WRITTEN INSTRUCTION — In the data below, find every line with the string "LOSSES" and pull it out.

GIVEN RECORDS —
•••

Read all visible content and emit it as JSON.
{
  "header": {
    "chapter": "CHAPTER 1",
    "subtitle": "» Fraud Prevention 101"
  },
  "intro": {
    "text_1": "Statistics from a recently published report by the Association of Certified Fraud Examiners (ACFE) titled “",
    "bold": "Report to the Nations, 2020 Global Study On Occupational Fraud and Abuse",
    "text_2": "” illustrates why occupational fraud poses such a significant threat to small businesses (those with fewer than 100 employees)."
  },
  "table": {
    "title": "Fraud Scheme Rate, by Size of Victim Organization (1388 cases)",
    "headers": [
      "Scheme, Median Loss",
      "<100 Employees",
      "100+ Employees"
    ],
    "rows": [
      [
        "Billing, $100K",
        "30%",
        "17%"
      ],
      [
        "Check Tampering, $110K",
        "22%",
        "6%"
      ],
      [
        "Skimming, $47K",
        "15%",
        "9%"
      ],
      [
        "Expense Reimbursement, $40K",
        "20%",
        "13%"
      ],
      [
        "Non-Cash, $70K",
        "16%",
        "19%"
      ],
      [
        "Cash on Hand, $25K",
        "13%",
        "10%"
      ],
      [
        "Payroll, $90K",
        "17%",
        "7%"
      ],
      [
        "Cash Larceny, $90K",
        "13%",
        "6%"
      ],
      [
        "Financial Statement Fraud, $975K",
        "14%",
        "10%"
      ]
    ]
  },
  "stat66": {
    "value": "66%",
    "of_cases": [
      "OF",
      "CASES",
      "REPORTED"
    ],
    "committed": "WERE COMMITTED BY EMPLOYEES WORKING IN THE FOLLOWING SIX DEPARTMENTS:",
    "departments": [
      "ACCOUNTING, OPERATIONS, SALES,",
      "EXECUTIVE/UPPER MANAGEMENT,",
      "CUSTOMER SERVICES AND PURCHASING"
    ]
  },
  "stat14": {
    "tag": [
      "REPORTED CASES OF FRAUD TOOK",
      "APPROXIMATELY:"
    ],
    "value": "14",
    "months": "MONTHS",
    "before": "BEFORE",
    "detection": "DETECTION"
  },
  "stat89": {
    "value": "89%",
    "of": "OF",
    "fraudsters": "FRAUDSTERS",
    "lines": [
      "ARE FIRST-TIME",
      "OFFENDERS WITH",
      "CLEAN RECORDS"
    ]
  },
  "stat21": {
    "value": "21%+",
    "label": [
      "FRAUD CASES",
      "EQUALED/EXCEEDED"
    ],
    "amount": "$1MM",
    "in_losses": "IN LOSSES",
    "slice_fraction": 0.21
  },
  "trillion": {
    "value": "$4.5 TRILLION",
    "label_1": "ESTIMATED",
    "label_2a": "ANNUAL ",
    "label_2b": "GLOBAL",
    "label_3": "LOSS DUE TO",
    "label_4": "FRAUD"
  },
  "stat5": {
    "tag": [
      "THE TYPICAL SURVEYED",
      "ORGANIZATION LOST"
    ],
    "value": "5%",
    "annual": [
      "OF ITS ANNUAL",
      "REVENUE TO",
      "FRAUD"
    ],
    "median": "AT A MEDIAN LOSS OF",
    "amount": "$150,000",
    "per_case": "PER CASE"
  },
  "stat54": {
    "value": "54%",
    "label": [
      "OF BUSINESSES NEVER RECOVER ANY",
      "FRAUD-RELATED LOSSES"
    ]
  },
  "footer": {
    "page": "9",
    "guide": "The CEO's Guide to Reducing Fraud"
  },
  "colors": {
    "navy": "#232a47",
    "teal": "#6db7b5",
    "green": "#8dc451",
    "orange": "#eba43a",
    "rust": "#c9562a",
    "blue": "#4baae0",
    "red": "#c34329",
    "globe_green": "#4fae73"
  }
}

•••

FINISHED TASK —
    "in_losses": "IN LOSSES",
      "FRAUD-RELATED LOSSES"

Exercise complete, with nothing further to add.